### Task brief
Go through the listing and pick out each line with the word "образовательных" in it.

Saved entries
>>>>
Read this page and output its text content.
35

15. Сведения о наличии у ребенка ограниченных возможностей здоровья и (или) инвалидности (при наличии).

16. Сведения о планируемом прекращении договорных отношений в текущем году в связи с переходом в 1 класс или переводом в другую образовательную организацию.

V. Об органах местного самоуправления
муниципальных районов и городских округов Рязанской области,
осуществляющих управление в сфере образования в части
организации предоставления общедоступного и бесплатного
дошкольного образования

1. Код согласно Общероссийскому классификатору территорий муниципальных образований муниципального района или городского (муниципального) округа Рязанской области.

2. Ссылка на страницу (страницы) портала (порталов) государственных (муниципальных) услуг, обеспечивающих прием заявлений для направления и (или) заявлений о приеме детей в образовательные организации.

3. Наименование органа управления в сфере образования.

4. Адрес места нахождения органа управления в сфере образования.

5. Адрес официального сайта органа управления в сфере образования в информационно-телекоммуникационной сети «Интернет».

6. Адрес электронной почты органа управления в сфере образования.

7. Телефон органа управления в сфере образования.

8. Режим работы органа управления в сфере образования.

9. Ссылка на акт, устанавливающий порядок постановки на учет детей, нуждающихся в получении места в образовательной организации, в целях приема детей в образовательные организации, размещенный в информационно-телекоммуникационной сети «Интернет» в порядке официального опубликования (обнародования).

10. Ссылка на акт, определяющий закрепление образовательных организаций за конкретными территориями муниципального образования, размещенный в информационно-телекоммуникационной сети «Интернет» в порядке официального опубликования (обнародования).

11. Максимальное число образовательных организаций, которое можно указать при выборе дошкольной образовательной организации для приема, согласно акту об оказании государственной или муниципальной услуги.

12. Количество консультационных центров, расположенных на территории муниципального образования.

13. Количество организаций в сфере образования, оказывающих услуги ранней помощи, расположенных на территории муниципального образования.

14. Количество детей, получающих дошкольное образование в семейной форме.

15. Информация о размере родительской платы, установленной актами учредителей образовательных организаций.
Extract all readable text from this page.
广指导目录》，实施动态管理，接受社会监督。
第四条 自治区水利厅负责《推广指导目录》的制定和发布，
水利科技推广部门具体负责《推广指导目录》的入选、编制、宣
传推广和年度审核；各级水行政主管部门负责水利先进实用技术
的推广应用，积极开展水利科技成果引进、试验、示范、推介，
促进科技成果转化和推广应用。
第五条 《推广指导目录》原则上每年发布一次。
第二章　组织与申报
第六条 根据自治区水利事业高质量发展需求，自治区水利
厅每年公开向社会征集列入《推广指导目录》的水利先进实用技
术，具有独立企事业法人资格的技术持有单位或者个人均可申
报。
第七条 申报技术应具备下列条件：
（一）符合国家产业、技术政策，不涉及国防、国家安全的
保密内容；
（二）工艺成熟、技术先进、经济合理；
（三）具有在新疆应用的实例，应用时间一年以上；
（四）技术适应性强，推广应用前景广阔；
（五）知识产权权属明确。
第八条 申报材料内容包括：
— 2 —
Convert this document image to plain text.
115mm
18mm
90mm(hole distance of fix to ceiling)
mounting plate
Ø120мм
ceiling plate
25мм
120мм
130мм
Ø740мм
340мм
<<<<
### In response
10. Ссылка на акт, определяющий закрепление образовательных организаций за конкретными территориями муниципального образования, размещенный в информационно-телекоммуникационной сети «Интернет» в порядке официального опубликования (обнародования).
11. Максимальное число образовательных организаций, которое можно указать при выборе дошкольной образовательной организации для приема, согласно акту об оказании государственной или муниципальной услуги.
15. Информация о размере родительской платы, установленной актами учредителей образовательных организаций.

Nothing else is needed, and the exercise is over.